Task directions — Each line containing the word "various" must be reported.

Exercise inputs —
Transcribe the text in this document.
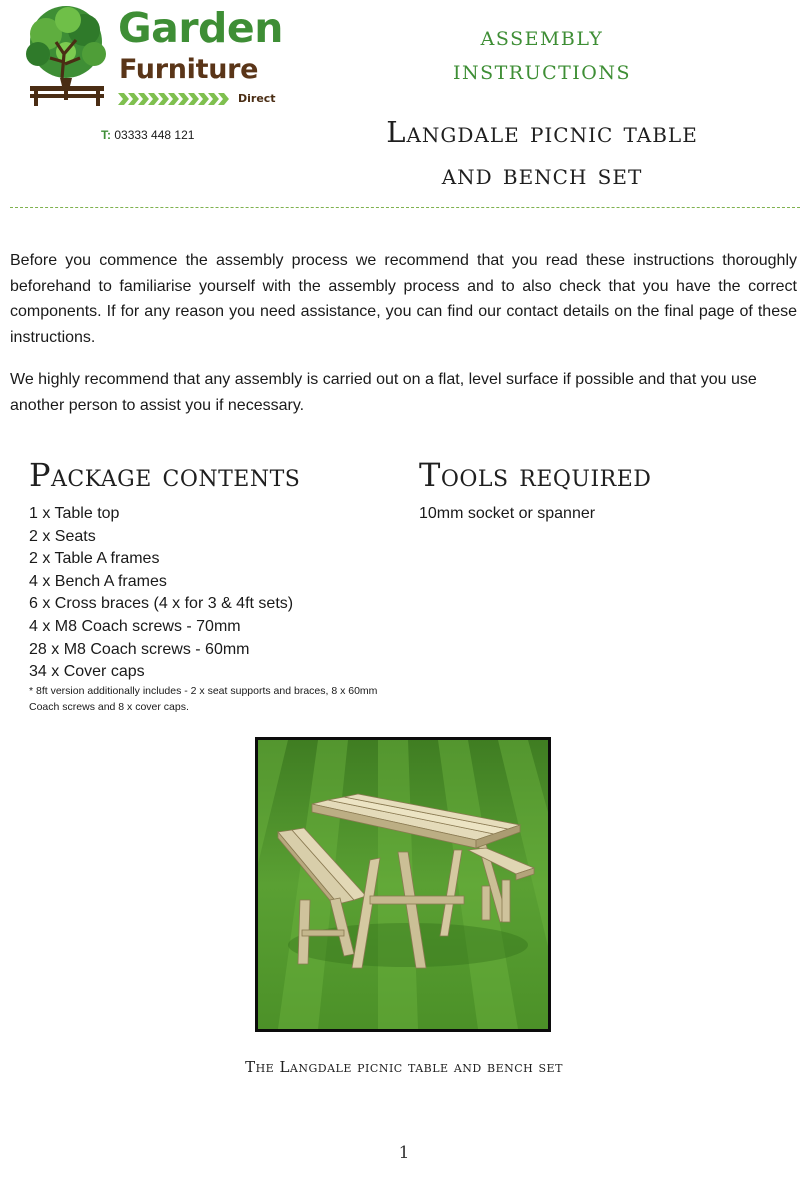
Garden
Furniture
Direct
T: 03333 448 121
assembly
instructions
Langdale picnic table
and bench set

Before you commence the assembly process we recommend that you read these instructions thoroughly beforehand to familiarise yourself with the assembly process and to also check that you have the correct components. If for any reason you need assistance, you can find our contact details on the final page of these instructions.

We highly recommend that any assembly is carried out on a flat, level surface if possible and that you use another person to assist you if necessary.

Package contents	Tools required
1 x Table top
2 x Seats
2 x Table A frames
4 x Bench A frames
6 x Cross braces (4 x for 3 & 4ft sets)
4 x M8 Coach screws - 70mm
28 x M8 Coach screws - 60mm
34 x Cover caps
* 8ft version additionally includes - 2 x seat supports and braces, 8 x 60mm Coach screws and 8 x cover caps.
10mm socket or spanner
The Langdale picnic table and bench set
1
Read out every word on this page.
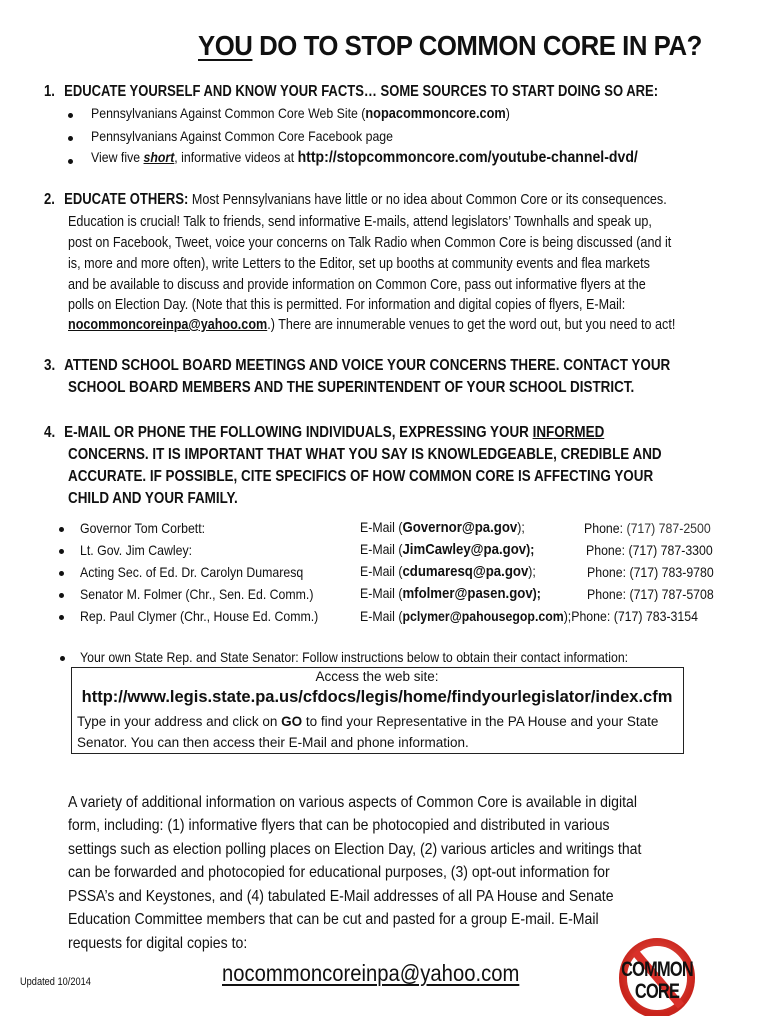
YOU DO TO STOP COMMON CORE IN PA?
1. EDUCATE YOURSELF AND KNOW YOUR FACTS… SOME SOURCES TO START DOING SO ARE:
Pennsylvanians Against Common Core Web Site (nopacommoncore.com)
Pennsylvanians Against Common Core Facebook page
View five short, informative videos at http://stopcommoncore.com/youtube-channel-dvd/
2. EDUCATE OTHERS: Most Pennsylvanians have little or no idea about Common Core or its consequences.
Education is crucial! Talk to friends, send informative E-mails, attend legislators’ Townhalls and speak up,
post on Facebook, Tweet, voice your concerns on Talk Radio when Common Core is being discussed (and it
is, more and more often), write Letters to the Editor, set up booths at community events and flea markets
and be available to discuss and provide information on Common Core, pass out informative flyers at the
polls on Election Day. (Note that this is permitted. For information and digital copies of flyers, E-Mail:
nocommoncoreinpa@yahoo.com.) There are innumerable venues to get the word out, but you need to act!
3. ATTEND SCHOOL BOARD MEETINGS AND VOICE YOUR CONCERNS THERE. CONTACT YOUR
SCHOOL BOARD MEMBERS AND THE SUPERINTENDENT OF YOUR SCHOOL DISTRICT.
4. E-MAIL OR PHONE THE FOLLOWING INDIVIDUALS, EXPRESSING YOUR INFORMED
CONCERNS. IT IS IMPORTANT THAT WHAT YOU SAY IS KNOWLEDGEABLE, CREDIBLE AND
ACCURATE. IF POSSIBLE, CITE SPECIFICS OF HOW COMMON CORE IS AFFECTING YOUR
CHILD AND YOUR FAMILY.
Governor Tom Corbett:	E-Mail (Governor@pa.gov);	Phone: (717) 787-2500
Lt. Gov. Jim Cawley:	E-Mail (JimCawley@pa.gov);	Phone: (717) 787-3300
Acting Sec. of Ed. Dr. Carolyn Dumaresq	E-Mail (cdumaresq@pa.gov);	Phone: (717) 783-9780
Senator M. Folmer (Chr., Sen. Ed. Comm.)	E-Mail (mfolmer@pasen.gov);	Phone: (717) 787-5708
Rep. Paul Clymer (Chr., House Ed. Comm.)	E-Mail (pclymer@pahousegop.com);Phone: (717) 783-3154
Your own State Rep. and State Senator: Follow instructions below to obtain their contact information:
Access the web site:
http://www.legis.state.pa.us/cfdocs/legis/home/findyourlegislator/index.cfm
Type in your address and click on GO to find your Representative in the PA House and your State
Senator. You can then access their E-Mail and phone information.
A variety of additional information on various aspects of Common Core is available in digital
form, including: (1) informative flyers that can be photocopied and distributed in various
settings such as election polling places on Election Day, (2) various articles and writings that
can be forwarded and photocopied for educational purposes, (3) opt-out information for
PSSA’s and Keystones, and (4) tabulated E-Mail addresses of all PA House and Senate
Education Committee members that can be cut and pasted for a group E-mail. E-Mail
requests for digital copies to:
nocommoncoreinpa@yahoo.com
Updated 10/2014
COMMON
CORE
---
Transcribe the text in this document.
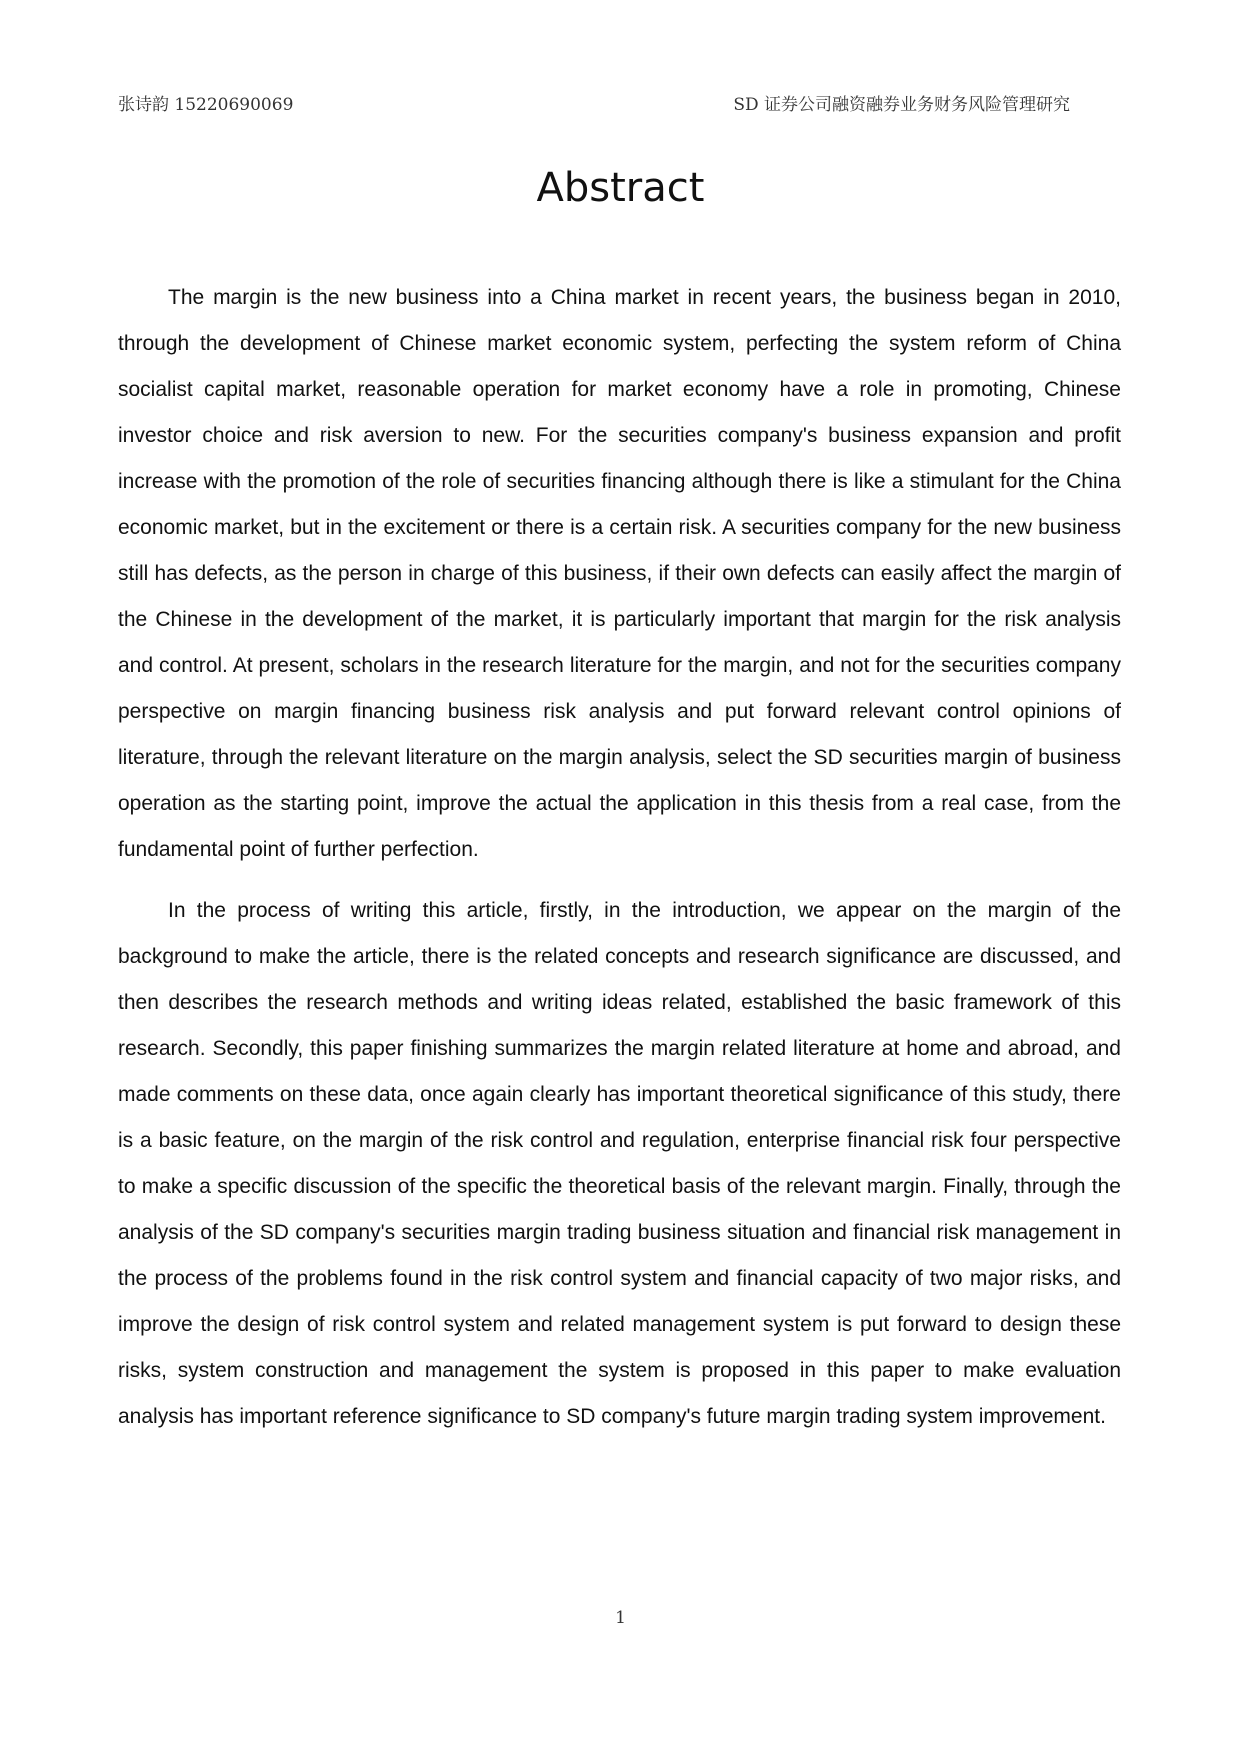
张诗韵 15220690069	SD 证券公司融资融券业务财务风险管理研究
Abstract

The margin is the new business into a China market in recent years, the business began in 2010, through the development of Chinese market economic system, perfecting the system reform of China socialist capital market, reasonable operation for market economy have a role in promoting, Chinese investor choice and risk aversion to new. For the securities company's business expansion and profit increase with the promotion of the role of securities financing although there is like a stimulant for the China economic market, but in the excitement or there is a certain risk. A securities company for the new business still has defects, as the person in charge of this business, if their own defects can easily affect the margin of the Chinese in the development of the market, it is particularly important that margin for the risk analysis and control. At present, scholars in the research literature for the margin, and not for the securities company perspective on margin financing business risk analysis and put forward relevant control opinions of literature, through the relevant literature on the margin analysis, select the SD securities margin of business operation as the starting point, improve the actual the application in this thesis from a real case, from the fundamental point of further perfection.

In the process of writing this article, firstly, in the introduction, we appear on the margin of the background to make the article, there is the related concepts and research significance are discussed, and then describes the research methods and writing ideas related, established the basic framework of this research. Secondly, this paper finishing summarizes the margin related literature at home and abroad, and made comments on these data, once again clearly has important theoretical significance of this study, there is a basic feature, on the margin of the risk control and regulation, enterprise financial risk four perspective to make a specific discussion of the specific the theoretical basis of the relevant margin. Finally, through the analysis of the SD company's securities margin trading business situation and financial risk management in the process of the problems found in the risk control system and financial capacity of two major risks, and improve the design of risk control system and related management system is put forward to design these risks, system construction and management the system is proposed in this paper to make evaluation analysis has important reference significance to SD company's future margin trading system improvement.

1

Output of the exercise —
A variety of additional information on various aspects of Common Core is available in digital
form, including: (1) informative flyers that can be photocopied and distributed in various
settings such as election polling places on Election Day, (2) various articles and writings that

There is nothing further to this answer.